Exercise task> Every line with the word "title" in it should be extracted from the data that follows.

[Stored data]
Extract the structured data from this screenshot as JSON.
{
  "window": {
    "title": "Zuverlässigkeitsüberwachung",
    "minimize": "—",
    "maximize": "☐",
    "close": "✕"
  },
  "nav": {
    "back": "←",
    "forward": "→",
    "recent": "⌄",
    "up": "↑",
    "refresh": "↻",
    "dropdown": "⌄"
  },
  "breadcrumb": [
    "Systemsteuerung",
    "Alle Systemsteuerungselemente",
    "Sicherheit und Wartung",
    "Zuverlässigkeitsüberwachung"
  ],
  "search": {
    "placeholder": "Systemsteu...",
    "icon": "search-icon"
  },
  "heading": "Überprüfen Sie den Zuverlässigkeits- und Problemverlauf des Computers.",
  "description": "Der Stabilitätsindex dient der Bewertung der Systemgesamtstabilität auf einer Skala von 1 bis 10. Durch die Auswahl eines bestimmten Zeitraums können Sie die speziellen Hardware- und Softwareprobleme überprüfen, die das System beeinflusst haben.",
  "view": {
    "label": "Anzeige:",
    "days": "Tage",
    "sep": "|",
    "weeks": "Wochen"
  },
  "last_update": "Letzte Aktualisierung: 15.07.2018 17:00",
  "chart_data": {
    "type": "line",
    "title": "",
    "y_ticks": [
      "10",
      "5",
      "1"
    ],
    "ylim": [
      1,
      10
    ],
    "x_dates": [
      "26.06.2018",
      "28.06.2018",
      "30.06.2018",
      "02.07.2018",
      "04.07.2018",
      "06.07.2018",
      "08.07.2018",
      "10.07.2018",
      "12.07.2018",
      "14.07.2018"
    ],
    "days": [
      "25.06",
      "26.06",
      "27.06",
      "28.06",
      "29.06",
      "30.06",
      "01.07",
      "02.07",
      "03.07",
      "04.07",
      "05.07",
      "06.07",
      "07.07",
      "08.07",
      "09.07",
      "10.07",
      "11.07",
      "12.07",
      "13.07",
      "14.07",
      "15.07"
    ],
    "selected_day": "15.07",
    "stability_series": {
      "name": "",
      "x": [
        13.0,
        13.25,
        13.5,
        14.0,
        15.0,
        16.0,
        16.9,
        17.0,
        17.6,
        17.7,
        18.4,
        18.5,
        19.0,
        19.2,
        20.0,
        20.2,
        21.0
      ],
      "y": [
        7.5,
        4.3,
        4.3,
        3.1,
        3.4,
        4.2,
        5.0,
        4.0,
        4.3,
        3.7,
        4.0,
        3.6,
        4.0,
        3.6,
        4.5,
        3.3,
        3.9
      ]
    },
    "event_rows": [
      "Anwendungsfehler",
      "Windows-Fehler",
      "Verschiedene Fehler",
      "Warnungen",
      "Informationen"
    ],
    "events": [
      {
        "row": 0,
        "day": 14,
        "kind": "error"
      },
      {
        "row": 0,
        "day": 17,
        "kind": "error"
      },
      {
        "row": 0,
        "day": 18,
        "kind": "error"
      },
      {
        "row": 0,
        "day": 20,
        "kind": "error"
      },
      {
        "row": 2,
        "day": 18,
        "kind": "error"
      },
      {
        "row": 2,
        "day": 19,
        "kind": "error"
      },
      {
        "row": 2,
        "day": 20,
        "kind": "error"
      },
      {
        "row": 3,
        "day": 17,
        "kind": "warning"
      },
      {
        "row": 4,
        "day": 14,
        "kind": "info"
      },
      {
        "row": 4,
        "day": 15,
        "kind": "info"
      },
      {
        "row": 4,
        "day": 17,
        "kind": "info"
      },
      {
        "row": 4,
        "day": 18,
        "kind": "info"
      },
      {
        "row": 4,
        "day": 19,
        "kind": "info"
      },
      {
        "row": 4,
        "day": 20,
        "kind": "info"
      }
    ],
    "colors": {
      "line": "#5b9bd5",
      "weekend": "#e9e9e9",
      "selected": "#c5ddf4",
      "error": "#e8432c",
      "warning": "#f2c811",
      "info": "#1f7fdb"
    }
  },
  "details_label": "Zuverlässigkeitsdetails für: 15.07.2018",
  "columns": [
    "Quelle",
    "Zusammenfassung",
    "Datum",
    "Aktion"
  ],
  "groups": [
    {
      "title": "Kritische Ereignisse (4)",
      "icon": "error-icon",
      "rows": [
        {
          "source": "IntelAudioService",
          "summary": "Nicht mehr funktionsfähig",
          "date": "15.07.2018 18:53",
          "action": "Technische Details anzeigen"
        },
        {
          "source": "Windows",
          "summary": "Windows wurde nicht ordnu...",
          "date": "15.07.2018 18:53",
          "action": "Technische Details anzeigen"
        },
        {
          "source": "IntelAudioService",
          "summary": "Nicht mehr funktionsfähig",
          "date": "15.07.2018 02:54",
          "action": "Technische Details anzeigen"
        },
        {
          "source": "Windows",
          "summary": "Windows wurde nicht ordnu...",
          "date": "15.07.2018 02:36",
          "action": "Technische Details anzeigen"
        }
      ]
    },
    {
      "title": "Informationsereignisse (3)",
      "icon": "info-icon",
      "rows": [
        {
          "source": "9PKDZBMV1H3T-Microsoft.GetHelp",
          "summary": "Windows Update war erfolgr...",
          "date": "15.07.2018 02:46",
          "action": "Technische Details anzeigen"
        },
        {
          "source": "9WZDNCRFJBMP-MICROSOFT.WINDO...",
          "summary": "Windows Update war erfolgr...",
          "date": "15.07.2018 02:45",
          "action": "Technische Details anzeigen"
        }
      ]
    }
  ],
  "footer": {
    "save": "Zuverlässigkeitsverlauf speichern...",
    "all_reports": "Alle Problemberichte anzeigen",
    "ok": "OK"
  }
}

Answer to this task>
    "title": "Zuverlässigkeitsüberwachung",
    "title": "",
      "title": "Kritische Ereignisse (4)",
      "title": "Informationsereignisse (3)",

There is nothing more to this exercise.